[Extracted records]
= = = = = = =

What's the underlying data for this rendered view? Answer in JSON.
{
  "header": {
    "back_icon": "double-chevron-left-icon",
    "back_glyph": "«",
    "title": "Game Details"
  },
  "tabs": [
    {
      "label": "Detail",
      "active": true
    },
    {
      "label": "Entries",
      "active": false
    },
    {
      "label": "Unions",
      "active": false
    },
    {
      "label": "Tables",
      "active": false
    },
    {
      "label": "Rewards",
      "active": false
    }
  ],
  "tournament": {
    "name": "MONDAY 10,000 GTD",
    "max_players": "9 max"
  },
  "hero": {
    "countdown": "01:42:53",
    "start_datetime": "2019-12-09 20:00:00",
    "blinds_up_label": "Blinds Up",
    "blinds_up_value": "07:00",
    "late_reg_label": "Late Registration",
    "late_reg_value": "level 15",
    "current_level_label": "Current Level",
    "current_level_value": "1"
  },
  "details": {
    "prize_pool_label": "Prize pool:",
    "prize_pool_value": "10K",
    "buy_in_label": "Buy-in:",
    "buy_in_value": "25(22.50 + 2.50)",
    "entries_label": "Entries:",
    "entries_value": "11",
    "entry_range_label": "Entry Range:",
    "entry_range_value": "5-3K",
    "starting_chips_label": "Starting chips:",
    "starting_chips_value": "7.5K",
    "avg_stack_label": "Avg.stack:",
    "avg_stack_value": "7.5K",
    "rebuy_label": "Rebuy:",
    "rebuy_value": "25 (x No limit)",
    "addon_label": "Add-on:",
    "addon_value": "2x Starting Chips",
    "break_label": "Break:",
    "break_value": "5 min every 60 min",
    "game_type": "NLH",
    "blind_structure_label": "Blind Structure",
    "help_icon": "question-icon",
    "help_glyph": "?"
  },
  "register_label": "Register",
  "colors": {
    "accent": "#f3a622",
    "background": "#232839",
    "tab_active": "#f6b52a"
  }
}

= = = = = = =

◆ **WHAT THE TASK REQUIRES**
The records above should be returned exactly.

◆ **RESPONSE**
What's the underlying data for this rendered view? Answer in JSON.
{
  "header": {
    "back_icon": "double-chevron-left-icon",
    "back_glyph": "«",
    "title": "Game Details"
  },
  "tabs": [
    {
      "label": "Detail",
      "active": true
    },
    {
      "label": "Entries",
      "active": false
    },
    {
      "label": "Unions",
      "active": false
    },
    {
      "label": "Tables",
      "active": false
    },
    {
      "label": "Rewards",
      "active": false
    }
  ],
  "tournament": {
    "name": "MONDAY 10,000 GTD",
    "max_players": "9 max"
  },
  "hero": {
    "countdown": "01:42:53",
    "start_datetime": "2019-12-09 20:00:00",
    "blinds_up_label": "Blinds Up",
    "blinds_up_value": "07:00",
    "late_reg_label": "Late Registration",
    "late_reg_value": "level 15",
    "current_level_label": "Current Level",
    "current_level_value": "1"
  },
  "details": {
    "prize_pool_label": "Prize pool:",
    "prize_pool_value": "10K",
    "buy_in_label": "Buy-in:",
    "buy_in_value": "25(22.50 + 2.50)",
    "entries_label": "Entries:",
    "entries_value": "11",
    "entry_range_label": "Entry Range:",
    "entry_range_value": "5-3K",
    "starting_chips_label": "Starting chips:",
    "starting_chips_value": "7.5K",
    "avg_stack_label": "Avg.stack:",
    "avg_stack_value": "7.5K",
    "rebuy_label": "Rebuy:",
    "rebuy_value": "25 (x No limit)",
    "addon_label": "Add-on:",
    "addon_value": "2x Starting Chips",
    "break_label": "Break:",
    "break_value": "5 min every 60 min",
    "game_type": "NLH",
    "blind_structure_label": "Blind Structure",
    "help_icon": "question-icon",
    "help_glyph": "?"
  },
  "register_label": "Register",
  "colors": {
    "accent": "#f3a622",
    "background": "#232839",
    "tab_active": "#f6b52a"
  }
}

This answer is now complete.